Figure contents as structured data
--- start ---
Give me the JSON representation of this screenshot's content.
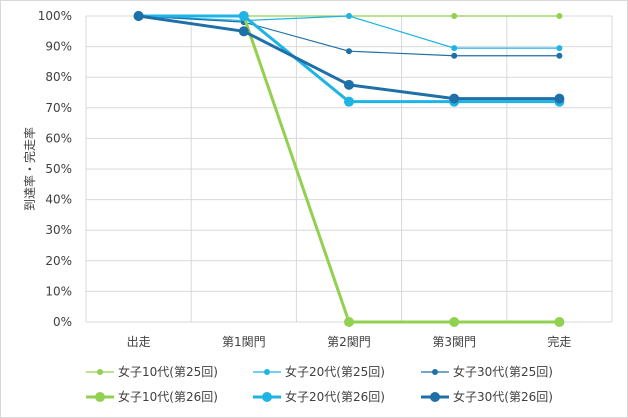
{
  "chart_data": {
    "type": "line",
    "title": "",
    "xlabel": "",
    "ylabel": "到達率・完走率",
    "categories": [
      "出走",
      "第1関門",
      "第2関門",
      "第3関門",
      "完走"
    ],
    "ylim": [
      0,
      100
    ],
    "yticks": [
      "0%",
      "10%",
      "20%",
      "30%",
      "40%",
      "50%",
      "60%",
      "70%",
      "80%",
      "90%",
      "100%"
    ],
    "grid": true,
    "legend_position": "bottom",
    "series": [
      {
        "name": "女子10代(第25回)",
        "values": [
          100,
          100,
          100,
          100,
          100
        ],
        "color": "#92d050",
        "style": "thin"
      },
      {
        "name": "女子20代(第25回)",
        "values": [
          100,
          98.5,
          100,
          89.5,
          89.5
        ],
        "color": "#1fb4e6",
        "style": "thin"
      },
      {
        "name": "女子30代(第25回)",
        "values": [
          100,
          98,
          88.5,
          87,
          87
        ],
        "color": "#1f6fa8",
        "style": "thin"
      },
      {
        "name": "女子10代(第26回)",
        "values": [
          100,
          100,
          0,
          0,
          0
        ],
        "color": "#92d050",
        "style": "thick"
      },
      {
        "name": "女子20代(第26回)",
        "values": [
          100,
          100,
          72,
          72,
          72
        ],
        "color": "#1fb4e6",
        "style": "thick"
      },
      {
        "name": "女子30代(第26回)",
        "values": [
          100,
          95,
          77.5,
          73,
          73
        ],
        "color": "#1f6fa8",
        "style": "thick"
      }
    ]
  }
}
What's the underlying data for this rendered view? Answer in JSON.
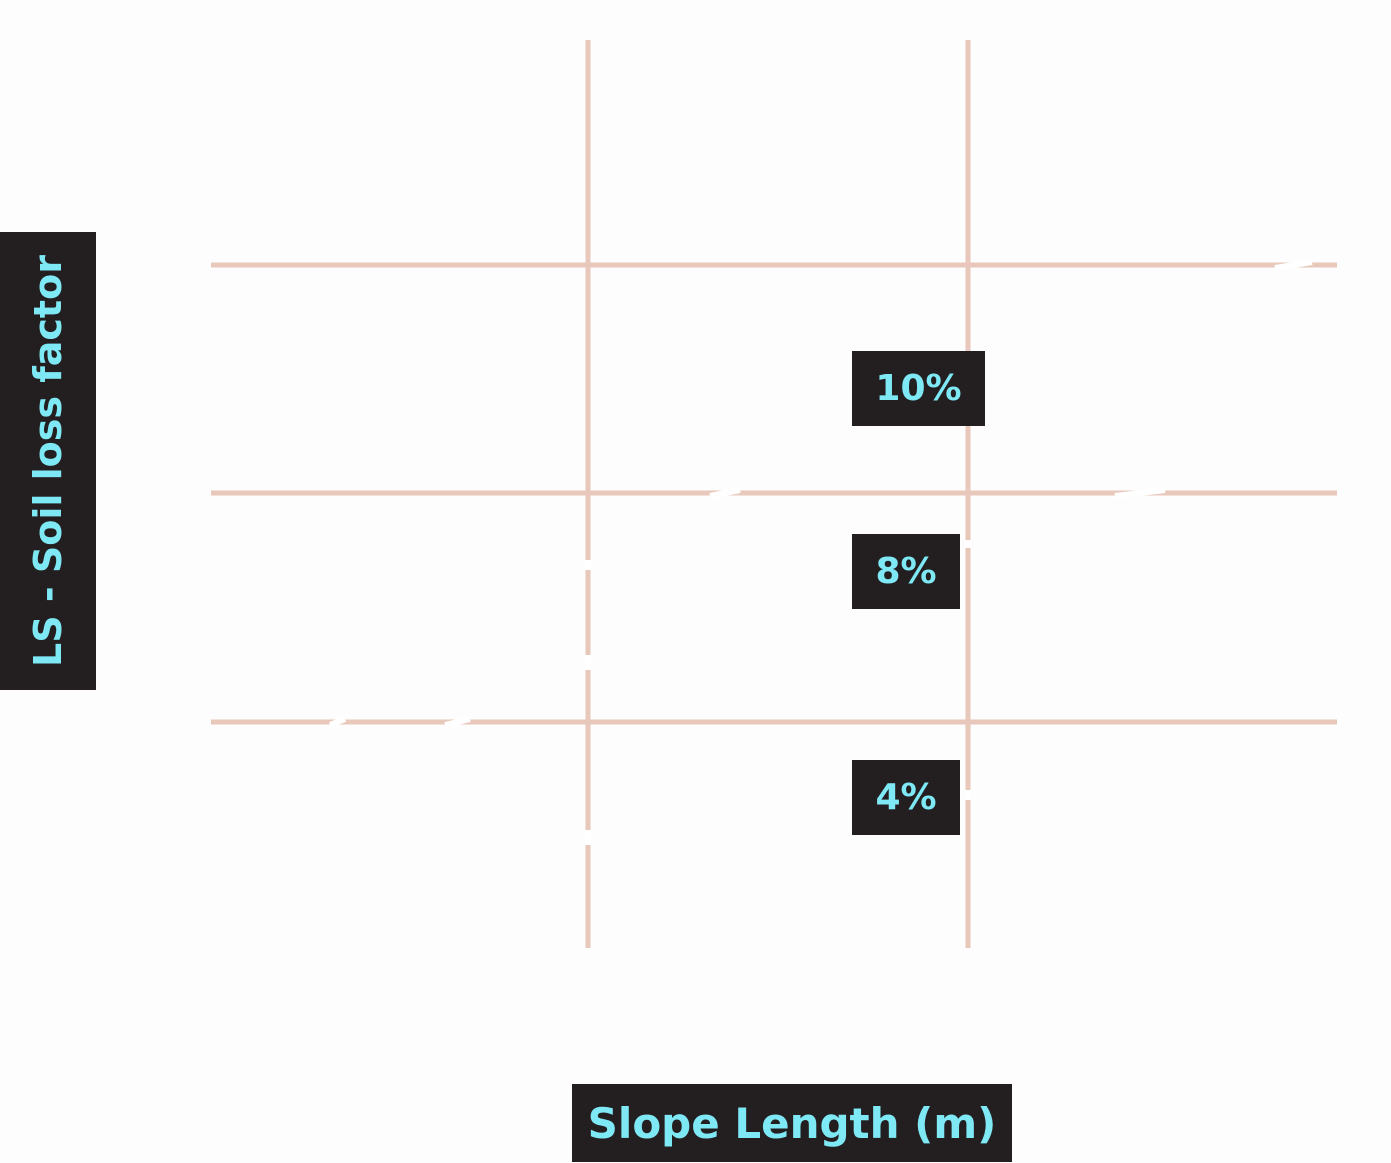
{
  "chart_data": {
    "type": "line",
    "title": "",
    "xlabel": "Slope Length (m)",
    "ylabel": "LS - Soil loss factor",
    "grid": true,
    "series": [
      {
        "name": "10%",
        "values": []
      },
      {
        "name": "8%",
        "values": []
      },
      {
        "name": "4%",
        "values": []
      }
    ],
    "colors": {
      "grid": "#e8c8ba",
      "label_bg": "#231f20",
      "label_text": "#7ee8f5",
      "background": "#fefdfd"
    }
  }
}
--- end ---
> CHALLENGE: All of the data needs repeating exactly, but the pictures do not.

> RESULT OF THE EXERCISE:
Give me the JSON representation of this screenshot's content.
{
  "chart_data": {
    "type": "line",
    "title": "",
    "xlabel": "",
    "ylabel": "到達率・完走率",
    "categories": [
      "出走",
      "第1関門",
      "第2関門",
      "第3関門",
      "完走"
    ],
    "ylim": [
      0,
      100
    ],
    "yticks": [
      "0%",
      "10%",
      "20%",
      "30%",
      "40%",
      "50%",
      "60%",
      "70%",
      "80%",
      "90%",
      "100%"
    ],
    "grid": true,
    "legend_position": "bottom",
    "series": [
      {
        "name": "女子10代(第25回)",
        "values": [
          100,
          100,
          100,
          100,
          100
        ],
        "color": "#92d050",
        "style": "thin"
      },
      {
        "name": "女子20代(第25回)",
        "values": [
          100,
          98.5,
          100,
          89.5,
          89.5
        ],
        "color": "#1fb4e6",
        "style": "thin"
      },
      {
        "name": "女子30代(第25回)",
        "values": [
          100,
          98,
          88.5,
          87,
          87
        ],
        "color": "#1f6fa8",
        "style": "thin"
      },
      {
        "name": "女子10代(第26回)",
        "values": [
          100,
          100,
          0,
          0,
          0
        ],
        "color": "#92d050",
        "style": "thick"
      },
      {
        "name": "女子20代(第26回)",
        "values": [
          100,
          100,
          72,
          72,
          72
        ],
        "color": "#1fb4e6",
        "style": "thick"
      },
      {
        "name": "女子30代(第26回)",
        "values": [
          100,
          95,
          77.5,
          73,
          73
        ],
        "color": "#1f6fa8",
        "style": "thick"
      }
    ]
  }
}
What's the underlying data for this rendered view? Answer in JSON.
{
  "chart_data": {
    "type": "line",
    "title": "",
    "xlabel": "Slope Length (m)",
    "ylabel": "LS - Soil loss factor",
    "grid": true,
    "series": [
      {
        "name": "10%",
        "values": []
      },
      {
        "name": "8%",
        "values": []
      },
      {
        "name": "4%",
        "values": []
      }
    ],
    "colors": {
      "grid": "#e8c8ba",
      "label_bg": "#231f20",
      "label_text": "#7ee8f5",
      "background": "#fefdfd"
    }
  }
}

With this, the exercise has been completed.